[Extracted records]
____

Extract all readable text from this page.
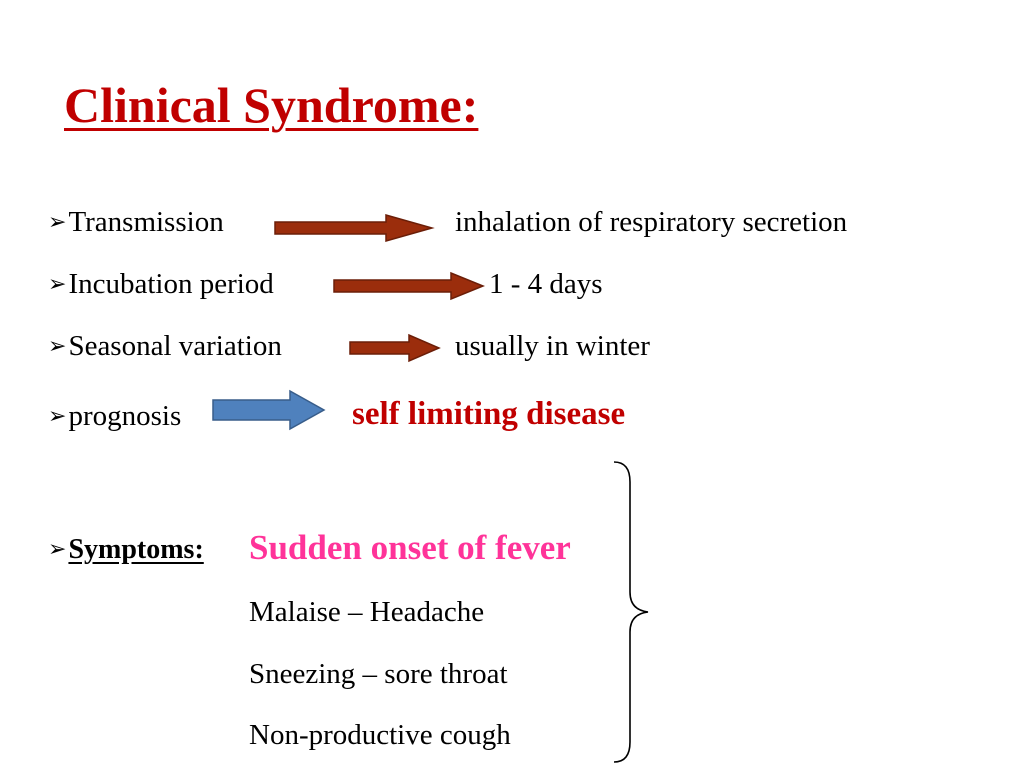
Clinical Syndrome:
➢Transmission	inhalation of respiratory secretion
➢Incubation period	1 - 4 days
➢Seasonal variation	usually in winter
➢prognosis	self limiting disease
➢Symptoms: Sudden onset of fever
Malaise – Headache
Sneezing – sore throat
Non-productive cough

____

### EXERCISE OBJECTIVE
Images in the records should not be copied. Repeat all the rest exactly.

### SOLVED EXERCISE
Extract all readable text from this page.
Clinical Syndrome:
➢Transmission	inhalation of respiratory secretion
➢Incubation period	1 - 4 days
➢Seasonal variation	usually in winter
➢prognosis	self limiting disease
➢Symptoms: Sudden onset of fever
Malaise – Headache
Sneezing – sore throat
Non-productive cough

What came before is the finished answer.